# Records supplied start

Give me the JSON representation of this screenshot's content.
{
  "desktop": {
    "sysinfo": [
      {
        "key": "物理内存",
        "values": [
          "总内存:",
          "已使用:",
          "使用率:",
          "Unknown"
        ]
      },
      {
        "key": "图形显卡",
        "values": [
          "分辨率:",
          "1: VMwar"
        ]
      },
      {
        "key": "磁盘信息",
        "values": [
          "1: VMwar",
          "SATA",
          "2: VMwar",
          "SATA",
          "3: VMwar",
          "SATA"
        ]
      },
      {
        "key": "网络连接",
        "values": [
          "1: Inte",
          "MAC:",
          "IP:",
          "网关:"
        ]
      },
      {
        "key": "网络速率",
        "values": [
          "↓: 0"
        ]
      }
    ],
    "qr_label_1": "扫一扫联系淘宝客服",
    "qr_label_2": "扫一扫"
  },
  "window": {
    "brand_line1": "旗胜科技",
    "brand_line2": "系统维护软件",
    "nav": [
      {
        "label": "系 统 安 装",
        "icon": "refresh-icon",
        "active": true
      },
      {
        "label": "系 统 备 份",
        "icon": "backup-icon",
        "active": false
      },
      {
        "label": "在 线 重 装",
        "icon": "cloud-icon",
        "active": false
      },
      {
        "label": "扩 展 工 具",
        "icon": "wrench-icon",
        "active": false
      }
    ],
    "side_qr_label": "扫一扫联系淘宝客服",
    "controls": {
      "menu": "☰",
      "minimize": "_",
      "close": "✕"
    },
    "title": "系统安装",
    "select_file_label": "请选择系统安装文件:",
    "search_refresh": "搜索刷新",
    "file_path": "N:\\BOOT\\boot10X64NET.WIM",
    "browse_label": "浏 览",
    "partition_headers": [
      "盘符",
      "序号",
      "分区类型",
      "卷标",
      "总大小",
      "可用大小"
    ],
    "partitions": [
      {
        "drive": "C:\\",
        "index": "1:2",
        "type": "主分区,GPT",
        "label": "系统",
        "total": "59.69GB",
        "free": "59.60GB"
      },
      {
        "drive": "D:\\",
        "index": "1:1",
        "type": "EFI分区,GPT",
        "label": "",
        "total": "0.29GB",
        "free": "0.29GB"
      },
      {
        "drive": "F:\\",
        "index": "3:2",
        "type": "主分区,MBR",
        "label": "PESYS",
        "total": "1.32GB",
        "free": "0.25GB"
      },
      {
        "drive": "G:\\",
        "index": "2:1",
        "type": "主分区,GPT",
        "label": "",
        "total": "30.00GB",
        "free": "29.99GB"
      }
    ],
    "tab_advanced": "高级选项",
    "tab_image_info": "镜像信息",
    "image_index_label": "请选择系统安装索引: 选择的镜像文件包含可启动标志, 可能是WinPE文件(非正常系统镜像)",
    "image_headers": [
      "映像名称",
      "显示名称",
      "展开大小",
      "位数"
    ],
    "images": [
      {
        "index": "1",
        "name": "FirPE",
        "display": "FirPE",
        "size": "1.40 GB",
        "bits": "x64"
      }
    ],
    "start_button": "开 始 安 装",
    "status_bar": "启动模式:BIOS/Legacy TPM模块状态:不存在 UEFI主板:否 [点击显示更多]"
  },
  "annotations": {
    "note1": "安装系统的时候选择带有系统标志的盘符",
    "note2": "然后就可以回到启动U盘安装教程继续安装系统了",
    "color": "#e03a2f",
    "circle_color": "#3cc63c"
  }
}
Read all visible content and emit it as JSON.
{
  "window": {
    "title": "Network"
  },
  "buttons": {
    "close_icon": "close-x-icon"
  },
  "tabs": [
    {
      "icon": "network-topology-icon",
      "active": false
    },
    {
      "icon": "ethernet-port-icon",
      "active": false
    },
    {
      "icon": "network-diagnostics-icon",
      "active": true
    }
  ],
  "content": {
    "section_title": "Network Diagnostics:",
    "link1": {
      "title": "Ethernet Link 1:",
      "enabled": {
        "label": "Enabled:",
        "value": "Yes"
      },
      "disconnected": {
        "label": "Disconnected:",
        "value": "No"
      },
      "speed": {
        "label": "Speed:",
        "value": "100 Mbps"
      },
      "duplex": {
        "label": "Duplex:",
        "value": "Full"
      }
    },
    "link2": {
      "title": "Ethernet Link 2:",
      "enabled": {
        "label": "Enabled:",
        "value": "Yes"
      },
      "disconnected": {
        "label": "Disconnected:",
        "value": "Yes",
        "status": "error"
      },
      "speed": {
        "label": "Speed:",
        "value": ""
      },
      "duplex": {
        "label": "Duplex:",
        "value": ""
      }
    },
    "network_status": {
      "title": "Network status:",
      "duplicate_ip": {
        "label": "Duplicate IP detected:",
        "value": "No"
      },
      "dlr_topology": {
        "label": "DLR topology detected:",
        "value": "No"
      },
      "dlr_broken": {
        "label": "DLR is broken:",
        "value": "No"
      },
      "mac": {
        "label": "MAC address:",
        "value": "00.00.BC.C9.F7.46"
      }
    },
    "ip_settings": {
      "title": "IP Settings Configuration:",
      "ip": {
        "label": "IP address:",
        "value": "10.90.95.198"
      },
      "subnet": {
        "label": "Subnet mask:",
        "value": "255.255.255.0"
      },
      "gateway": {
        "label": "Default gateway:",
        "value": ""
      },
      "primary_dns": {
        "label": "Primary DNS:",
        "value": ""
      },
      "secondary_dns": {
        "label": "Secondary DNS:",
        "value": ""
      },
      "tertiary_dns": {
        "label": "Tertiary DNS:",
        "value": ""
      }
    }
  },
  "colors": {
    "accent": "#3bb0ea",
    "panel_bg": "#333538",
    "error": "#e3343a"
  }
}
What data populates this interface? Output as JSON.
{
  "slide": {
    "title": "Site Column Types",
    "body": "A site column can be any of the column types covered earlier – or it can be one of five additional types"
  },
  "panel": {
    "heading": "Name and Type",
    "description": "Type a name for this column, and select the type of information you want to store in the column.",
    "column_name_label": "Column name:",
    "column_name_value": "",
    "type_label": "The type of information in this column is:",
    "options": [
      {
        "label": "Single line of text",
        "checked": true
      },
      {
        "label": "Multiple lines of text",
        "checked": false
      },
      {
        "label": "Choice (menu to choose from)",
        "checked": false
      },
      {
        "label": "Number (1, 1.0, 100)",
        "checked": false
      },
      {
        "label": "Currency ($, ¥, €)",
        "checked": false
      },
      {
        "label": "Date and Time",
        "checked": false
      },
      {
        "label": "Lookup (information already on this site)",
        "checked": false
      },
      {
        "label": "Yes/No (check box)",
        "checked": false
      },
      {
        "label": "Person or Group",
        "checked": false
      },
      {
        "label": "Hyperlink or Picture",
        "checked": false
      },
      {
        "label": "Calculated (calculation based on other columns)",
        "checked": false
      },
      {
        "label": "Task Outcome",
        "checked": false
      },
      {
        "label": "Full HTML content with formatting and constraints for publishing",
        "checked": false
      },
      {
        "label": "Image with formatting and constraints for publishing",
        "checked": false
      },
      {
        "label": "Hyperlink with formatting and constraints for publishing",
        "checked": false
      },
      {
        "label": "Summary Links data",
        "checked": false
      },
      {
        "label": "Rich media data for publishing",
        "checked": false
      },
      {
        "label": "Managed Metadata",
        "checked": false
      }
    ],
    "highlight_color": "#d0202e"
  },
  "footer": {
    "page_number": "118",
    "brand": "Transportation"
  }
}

# Records supplied end

» Instructions for the task
Gather every line from the entries above where the word "menu" appears, and copy them.

» Task output
      "menu": "☰",
        "label": "Choice (menu to choose from)",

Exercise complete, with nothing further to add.